» Requirements: Reproduce the full listing that appears beneath this instruction exactly.
········
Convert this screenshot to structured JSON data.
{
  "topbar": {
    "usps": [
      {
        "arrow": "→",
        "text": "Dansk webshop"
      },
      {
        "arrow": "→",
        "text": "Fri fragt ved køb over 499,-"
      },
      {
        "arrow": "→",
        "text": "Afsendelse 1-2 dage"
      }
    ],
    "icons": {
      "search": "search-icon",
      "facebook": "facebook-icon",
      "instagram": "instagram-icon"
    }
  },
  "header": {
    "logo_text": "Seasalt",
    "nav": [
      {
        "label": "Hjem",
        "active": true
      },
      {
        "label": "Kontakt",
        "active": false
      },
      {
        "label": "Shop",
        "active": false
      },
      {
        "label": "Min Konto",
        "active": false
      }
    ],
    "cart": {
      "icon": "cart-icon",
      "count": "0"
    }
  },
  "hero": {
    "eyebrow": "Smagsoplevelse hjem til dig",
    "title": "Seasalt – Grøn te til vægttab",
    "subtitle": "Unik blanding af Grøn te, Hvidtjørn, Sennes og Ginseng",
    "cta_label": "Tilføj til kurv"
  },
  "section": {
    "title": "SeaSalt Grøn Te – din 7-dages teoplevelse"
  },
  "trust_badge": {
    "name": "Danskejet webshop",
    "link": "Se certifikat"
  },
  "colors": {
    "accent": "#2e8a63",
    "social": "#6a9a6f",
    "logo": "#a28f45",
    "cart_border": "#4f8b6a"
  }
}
········
» Exercise result:
Convert this screenshot to structured JSON data.
{
  "topbar": {
    "usps": [
      {
        "arrow": "→",
        "text": "Dansk webshop"
      },
      {
        "arrow": "→",
        "text": "Fri fragt ved køb over 499,-"
      },
      {
        "arrow": "→",
        "text": "Afsendelse 1-2 dage"
      }
    ],
    "icons": {
      "search": "search-icon",
      "facebook": "facebook-icon",
      "instagram": "instagram-icon"
    }
  },
  "header": {
    "logo_text": "Seasalt",
    "nav": [
      {
        "label": "Hjem",
        "active": true
      },
      {
        "label": "Kontakt",
        "active": false
      },
      {
        "label": "Shop",
        "active": false
      },
      {
        "label": "Min Konto",
        "active": false
      }
    ],
    "cart": {
      "icon": "cart-icon",
      "count": "0"
    }
  },
  "hero": {
    "eyebrow": "Smagsoplevelse hjem til dig",
    "title": "Seasalt – Grøn te til vægttab",
    "subtitle": "Unik blanding af Grøn te, Hvidtjørn, Sennes og Ginseng",
    "cta_label": "Tilføj til kurv"
  },
  "section": {
    "title": "SeaSalt Grøn Te – din 7-dages teoplevelse"
  },
  "trust_badge": {
    "name": "Danskejet webshop",
    "link": "Se certifikat"
  },
  "colors": {
    "accent": "#2e8a63",
    "social": "#6a9a6f",
    "logo": "#a28f45",
    "cart_border": "#4f8b6a"
  }
}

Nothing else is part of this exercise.